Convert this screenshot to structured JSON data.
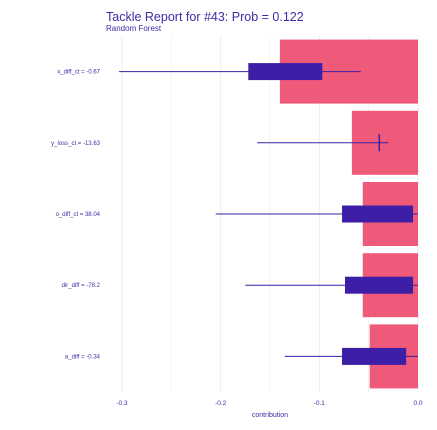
{
  "chart_data": {
    "type": "bar",
    "title": "Tackle Report for #43: Prob = 0.122",
    "subtitle": "Random Forest",
    "xlabel": "contribution",
    "ylabel": "",
    "xlim": [
      -0.31,
      0.0
    ],
    "x_ticks": [
      "-0.3",
      "-0.2",
      "-0.1",
      "0.0"
    ],
    "grid": true,
    "legend": "none",
    "colors": {
      "bar": "#f05a7a",
      "box": "#3d1ea6",
      "whisker": "#3d1ea6",
      "text": "#3b2ea6",
      "grid": "#ececec"
    },
    "categories": [
      "x_diff_ct = -0.67",
      "y_loss_ct = -13.63",
      "o_diff_ct = 38.04",
      "dir_diff = -78.2",
      "a_diff = -0.34"
    ],
    "values": [
      -0.14,
      -0.067,
      -0.056,
      -0.056,
      -0.049
    ],
    "whisker_low": [
      -0.303,
      -0.163,
      -0.205,
      -0.175,
      -0.135
    ],
    "whisker_high": [
      -0.058,
      -0.03,
      0.0,
      0.0,
      0.0
    ],
    "box_low": [
      -0.172,
      -0.04,
      -0.077,
      -0.074,
      -0.077
    ],
    "box_high": [
      -0.097,
      -0.039,
      -0.005,
      -0.005,
      -0.012
    ]
  }
}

Given task »
Repeat the material exactly as it reads, without any of its pictures.

Solution to the exercise »
Convert this screenshot to structured JSON data.
{
  "chart_data": {
    "type": "bar",
    "title": "Tackle Report for #43: Prob = 0.122",
    "subtitle": "Random Forest",
    "xlabel": "contribution",
    "ylabel": "",
    "xlim": [
      -0.31,
      0.0
    ],
    "x_ticks": [
      "-0.3",
      "-0.2",
      "-0.1",
      "0.0"
    ],
    "grid": true,
    "legend": "none",
    "colors": {
      "bar": "#f05a7a",
      "box": "#3d1ea6",
      "whisker": "#3d1ea6",
      "text": "#3b2ea6",
      "grid": "#ececec"
    },
    "categories": [
      "x_diff_ct = -0.67",
      "y_loss_ct = -13.63",
      "o_diff_ct = 38.04",
      "dir_diff = -78.2",
      "a_diff = -0.34"
    ],
    "values": [
      -0.14,
      -0.067,
      -0.056,
      -0.056,
      -0.049
    ],
    "whisker_low": [
      -0.303,
      -0.163,
      -0.205,
      -0.175,
      -0.135
    ],
    "whisker_high": [
      -0.058,
      -0.03,
      0.0,
      0.0,
      0.0
    ],
    "box_low": [
      -0.172,
      -0.04,
      -0.077,
      -0.074,
      -0.077
    ],
    "box_high": [
      -0.097,
      -0.039,
      -0.005,
      -0.005,
      -0.012
    ]
  }
}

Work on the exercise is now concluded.